> _MATERIAL SHOWN_
--------

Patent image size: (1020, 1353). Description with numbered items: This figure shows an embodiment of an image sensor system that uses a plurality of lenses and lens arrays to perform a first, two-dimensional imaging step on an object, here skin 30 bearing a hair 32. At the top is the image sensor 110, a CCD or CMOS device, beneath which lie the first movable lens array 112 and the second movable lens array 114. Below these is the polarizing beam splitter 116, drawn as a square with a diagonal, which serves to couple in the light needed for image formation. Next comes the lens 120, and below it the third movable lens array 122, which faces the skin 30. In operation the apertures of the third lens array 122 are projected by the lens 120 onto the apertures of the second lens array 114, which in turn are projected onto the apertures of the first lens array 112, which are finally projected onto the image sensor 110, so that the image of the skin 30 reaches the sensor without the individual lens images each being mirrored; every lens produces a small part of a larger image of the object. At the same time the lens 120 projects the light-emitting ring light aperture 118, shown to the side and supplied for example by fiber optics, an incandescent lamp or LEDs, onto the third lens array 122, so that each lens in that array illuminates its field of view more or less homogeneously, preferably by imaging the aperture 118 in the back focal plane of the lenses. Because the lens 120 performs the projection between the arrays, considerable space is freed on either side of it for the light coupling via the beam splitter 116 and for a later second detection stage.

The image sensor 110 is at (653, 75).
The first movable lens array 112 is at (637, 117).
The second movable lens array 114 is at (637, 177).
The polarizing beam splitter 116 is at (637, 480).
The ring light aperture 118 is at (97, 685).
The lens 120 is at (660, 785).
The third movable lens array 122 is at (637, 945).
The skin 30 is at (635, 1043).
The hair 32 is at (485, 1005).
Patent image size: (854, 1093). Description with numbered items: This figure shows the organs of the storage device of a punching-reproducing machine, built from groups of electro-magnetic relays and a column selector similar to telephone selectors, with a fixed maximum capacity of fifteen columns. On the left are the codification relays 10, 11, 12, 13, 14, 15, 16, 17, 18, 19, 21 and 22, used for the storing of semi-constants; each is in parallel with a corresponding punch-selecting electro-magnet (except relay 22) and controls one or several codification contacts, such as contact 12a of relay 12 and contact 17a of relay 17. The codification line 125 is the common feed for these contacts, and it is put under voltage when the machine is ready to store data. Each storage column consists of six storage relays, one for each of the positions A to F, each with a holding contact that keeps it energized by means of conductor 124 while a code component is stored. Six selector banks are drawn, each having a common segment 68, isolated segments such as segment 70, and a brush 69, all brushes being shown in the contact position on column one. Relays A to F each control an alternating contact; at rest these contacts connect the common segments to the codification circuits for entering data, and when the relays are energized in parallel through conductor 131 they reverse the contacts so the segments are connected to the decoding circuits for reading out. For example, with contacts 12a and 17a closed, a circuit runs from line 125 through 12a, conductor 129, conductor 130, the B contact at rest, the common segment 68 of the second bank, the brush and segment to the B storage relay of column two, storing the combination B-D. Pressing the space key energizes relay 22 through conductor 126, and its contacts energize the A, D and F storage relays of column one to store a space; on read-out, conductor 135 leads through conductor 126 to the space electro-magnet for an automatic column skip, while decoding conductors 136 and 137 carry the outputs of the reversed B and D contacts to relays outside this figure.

--------

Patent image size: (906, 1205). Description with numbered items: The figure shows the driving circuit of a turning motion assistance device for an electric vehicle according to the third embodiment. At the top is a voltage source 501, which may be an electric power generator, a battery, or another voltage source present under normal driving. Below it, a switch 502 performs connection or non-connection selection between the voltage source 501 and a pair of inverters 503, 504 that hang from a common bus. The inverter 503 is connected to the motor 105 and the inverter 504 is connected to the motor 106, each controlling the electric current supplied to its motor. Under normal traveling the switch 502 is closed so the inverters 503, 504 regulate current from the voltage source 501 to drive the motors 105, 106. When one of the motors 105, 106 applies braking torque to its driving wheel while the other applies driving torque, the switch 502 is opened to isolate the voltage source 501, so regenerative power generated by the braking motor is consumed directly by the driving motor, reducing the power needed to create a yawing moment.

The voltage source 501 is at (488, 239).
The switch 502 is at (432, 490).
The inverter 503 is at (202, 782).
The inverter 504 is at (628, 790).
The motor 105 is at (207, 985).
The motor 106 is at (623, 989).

--------

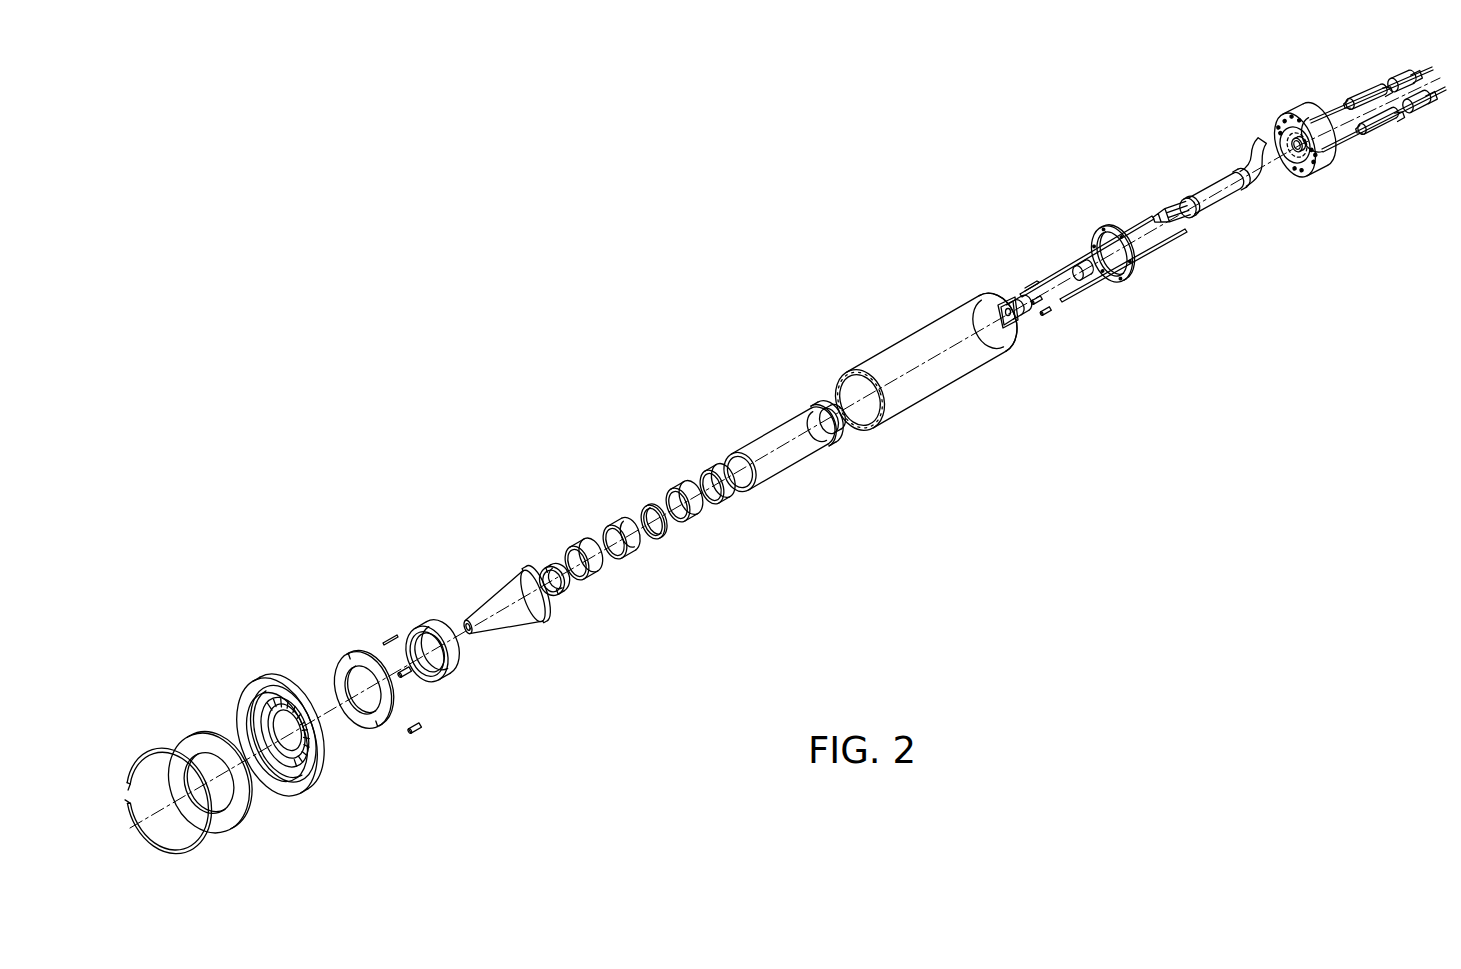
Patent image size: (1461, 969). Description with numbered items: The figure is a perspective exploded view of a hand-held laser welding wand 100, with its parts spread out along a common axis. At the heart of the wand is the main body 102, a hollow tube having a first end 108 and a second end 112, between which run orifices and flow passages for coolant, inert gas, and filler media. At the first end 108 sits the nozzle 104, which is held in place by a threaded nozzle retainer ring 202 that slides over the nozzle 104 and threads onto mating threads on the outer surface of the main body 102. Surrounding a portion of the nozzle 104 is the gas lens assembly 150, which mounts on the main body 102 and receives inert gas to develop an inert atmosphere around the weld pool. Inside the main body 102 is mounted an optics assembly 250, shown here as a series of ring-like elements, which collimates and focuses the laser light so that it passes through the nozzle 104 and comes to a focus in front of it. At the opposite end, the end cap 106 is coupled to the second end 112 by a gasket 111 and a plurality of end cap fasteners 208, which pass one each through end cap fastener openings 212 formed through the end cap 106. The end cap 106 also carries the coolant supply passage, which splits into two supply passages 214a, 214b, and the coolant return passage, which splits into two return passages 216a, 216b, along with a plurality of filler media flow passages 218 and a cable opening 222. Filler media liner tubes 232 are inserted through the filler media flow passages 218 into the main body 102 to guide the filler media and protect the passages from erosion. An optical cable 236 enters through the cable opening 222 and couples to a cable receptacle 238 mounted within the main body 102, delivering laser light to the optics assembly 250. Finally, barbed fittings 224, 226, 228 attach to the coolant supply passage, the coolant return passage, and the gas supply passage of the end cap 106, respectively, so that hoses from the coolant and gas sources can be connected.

--------

> _STATED PROBLEM_
Rewrite everything from the line containing "Patent image size: (1020, 1353)." down to the line containing "The hair 32 is at (485, 1005)." as a numbered list, leaving out any blank lines.

> _ANSWER_
1. Patent image size: (1020, 1353). Description with numbered items: This figure shows an embodiment of an image sensor system that uses a plurality of lenses and lens arrays to perform a first, two-dimensional imaging step on an object, here skin 30 bearing a hair 32. At the top is the image sensor 110, a CCD or CMOS device, beneath which lie the first movable lens array 112 and the second movable lens array 114. Below these is the polarizing beam splitter 116, drawn as a square with a diagonal, which serves to couple in the light needed for image formation. Next comes the lens 120, and below it the third movable lens array 122, which faces the skin 30. In operation the apertures of the third lens array 122 are projected by the lens 120 onto the apertures of the second lens array 114, which in turn are projected onto the apertures of the first lens array 112, which are finally projected onto the image sensor 110, so that the image of the skin 30 reaches the sensor without the individual lens images each being mirrored; every lens produces a small part of a larger image of the object. At the same time the lens 120 projects the light-emitting ring light aperture 118, shown to the side and supplied for example by fiber optics, an incandescent lamp or LEDs, onto the third lens array 122, so that each lens in that array illuminates its field of view more or less homogeneously, preferably by imaging the aperture 118 in the back focal plane of the lenses. Because the lens 120 performs the projection between the arrays, considerable space is freed on either side of it for the light coupling via the beam splitter 116 and for a later second detection stage.
2. The image sensor 110 is at (653, 75).
3. The first movable lens array 112 is at (637, 117).
4. The second movable lens array 114 is at (637, 177).
5. The polarizing beam splitter 116 is at (637, 480).
6. The ring light aperture 118 is at (97, 685).
7. The lens 120 is at (660, 785).
8. The third movable lens array 122 is at (637, 945).
9. The skin 30 is at (635, 1043).
10. The hair 32 is at (485, 1005).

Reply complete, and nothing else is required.